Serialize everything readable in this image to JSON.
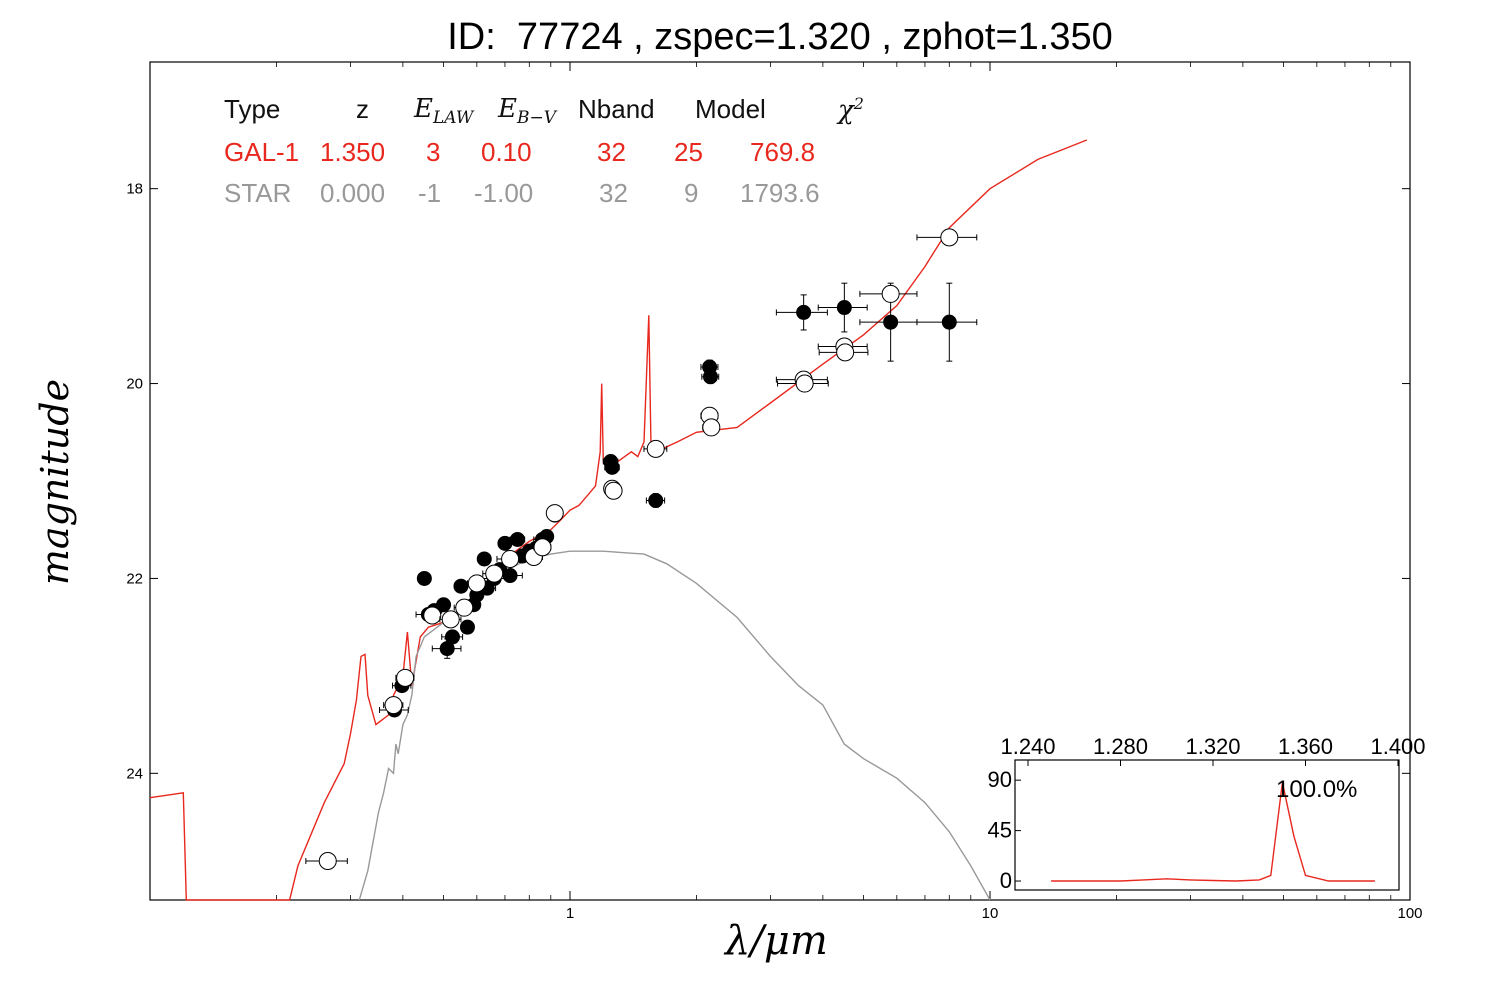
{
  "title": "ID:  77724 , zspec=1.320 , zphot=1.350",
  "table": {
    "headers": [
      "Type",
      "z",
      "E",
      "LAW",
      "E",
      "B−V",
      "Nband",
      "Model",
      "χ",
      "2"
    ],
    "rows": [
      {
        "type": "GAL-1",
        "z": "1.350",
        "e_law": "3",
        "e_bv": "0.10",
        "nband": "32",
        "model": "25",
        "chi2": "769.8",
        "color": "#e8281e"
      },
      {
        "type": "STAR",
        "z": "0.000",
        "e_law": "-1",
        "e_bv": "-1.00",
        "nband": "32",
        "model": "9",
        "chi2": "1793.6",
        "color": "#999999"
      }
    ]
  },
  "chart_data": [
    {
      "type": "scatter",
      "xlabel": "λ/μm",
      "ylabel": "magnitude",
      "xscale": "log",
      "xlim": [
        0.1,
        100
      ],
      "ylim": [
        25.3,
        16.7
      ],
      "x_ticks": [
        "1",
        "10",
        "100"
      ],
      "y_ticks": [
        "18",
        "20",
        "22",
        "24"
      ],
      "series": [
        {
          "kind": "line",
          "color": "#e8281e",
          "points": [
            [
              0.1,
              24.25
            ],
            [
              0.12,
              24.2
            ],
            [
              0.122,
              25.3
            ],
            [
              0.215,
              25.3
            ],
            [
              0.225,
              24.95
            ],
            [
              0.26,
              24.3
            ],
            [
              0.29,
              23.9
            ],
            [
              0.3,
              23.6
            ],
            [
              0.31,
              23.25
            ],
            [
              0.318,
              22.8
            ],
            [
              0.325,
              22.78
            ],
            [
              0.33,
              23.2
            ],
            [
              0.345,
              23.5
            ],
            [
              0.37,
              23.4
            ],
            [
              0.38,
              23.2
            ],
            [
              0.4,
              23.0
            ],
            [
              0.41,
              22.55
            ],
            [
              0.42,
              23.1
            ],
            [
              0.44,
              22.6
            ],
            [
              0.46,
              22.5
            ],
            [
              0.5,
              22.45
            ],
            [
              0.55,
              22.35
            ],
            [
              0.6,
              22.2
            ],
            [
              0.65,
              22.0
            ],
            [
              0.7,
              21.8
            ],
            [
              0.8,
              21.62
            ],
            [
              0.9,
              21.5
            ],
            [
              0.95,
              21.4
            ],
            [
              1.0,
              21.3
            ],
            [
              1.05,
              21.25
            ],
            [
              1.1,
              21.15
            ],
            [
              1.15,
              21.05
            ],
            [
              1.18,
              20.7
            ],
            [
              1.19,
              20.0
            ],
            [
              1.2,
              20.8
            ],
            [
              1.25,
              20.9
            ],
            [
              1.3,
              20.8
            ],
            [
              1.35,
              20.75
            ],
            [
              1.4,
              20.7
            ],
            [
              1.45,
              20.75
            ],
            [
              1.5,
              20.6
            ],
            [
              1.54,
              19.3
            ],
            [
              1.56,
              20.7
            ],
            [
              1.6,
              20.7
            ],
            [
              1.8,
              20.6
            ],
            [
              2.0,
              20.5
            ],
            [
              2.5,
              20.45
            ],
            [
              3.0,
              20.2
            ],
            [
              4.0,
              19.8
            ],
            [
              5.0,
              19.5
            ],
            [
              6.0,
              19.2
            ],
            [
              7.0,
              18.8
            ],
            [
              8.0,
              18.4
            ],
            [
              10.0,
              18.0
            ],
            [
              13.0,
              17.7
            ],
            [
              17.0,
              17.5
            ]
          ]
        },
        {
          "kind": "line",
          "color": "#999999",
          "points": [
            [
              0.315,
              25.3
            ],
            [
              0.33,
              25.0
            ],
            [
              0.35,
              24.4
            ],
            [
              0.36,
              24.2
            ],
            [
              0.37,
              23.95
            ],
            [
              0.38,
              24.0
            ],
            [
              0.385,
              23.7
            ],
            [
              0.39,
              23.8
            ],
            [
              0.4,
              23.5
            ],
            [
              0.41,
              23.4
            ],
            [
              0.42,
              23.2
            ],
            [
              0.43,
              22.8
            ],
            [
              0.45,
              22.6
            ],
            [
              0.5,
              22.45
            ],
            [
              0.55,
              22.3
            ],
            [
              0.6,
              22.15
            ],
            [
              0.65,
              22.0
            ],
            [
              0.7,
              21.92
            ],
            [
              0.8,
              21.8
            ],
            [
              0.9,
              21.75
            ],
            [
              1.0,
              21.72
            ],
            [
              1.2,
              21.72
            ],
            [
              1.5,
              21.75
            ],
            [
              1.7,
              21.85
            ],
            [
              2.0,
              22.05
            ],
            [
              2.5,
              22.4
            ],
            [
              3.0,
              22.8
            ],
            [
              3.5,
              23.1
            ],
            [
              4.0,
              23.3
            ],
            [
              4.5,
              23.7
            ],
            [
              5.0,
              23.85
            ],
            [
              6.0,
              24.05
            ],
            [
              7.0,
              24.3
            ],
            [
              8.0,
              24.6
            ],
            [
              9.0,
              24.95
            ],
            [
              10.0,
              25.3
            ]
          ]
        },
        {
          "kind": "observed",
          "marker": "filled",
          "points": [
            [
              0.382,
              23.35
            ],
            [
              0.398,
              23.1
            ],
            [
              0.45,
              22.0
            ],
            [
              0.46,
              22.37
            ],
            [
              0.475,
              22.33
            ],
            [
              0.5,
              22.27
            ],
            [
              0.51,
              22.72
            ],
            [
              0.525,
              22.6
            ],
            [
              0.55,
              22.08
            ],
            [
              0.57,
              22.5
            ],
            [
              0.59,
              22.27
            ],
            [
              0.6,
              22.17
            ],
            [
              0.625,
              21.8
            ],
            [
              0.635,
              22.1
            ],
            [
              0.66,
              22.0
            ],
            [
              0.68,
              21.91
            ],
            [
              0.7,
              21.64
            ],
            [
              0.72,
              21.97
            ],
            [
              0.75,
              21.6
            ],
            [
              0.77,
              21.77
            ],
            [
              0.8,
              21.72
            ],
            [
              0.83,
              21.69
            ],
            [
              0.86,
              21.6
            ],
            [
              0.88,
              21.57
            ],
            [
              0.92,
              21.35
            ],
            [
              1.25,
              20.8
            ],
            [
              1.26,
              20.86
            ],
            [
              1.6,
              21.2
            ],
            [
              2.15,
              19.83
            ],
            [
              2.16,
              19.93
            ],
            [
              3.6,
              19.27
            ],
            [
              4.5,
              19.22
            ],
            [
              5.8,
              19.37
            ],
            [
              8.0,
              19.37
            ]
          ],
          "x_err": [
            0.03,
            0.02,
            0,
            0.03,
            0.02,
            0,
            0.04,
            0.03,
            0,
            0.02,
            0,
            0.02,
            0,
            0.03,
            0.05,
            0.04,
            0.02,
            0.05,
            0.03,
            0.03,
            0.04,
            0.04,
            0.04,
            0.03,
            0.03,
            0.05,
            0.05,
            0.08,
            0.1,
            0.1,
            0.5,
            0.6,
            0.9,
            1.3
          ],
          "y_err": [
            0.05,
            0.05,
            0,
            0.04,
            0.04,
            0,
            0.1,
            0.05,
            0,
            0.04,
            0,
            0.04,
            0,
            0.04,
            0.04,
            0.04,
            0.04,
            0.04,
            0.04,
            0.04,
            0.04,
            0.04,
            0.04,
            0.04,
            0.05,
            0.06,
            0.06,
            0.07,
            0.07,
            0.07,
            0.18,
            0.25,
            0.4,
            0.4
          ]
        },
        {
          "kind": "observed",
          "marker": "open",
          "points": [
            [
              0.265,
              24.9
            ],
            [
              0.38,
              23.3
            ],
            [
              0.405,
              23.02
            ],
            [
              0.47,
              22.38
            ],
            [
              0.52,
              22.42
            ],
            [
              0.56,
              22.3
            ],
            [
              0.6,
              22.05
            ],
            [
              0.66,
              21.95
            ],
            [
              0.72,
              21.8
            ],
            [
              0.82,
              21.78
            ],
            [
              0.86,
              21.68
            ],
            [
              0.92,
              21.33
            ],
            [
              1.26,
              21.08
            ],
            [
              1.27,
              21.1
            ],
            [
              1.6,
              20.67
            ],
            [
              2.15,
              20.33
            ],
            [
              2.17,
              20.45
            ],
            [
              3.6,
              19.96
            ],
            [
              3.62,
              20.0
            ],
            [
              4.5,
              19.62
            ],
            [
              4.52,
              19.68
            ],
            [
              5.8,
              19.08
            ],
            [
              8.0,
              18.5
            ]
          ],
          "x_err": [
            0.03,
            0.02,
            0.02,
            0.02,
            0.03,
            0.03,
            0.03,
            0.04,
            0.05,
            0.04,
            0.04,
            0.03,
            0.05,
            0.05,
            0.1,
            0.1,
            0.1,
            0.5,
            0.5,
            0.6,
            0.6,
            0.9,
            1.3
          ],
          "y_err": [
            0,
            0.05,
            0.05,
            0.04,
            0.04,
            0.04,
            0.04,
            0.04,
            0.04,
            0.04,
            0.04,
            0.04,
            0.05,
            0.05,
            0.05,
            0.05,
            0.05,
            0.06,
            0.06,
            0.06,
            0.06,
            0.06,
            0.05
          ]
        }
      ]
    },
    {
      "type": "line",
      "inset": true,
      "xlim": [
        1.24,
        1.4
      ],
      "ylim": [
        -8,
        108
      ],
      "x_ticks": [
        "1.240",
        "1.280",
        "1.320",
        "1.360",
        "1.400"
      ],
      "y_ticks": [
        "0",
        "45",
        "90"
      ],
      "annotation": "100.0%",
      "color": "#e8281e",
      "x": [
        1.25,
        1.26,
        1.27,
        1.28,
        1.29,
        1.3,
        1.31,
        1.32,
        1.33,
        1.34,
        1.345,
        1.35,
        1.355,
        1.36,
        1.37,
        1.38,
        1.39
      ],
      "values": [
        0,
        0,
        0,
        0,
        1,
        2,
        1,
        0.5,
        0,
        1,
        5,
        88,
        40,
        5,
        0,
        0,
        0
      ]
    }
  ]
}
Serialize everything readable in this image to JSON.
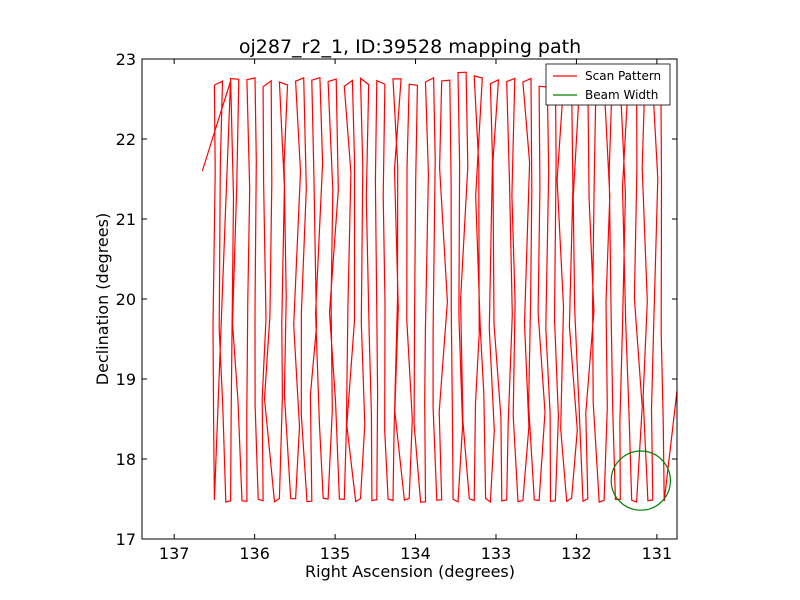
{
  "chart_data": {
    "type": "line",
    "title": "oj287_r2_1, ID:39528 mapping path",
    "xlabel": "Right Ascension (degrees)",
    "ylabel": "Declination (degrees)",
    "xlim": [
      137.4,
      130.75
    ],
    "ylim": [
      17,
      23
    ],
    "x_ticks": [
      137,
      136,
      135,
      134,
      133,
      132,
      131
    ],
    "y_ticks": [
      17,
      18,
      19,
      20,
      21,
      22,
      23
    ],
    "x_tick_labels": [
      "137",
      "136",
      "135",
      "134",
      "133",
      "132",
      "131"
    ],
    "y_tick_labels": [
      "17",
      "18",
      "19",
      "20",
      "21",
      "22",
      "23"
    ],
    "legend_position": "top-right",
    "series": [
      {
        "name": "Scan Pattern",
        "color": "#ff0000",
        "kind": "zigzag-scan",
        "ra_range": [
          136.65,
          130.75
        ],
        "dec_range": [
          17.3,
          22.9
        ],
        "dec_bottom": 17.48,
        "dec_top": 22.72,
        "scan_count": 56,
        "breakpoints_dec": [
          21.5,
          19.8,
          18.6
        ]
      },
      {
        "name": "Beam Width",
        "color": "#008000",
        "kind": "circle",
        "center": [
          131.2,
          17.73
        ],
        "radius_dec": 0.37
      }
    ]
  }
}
----
▸ **Your goal**
Only lines with the word "title" should be collected from the material.

▸ **Reply to the exercise**
  "title": "ID:  77724 , zspec=1.320 , zphot=1.350",
    "title": "oj287_r2_1, ID:39528 mapping path",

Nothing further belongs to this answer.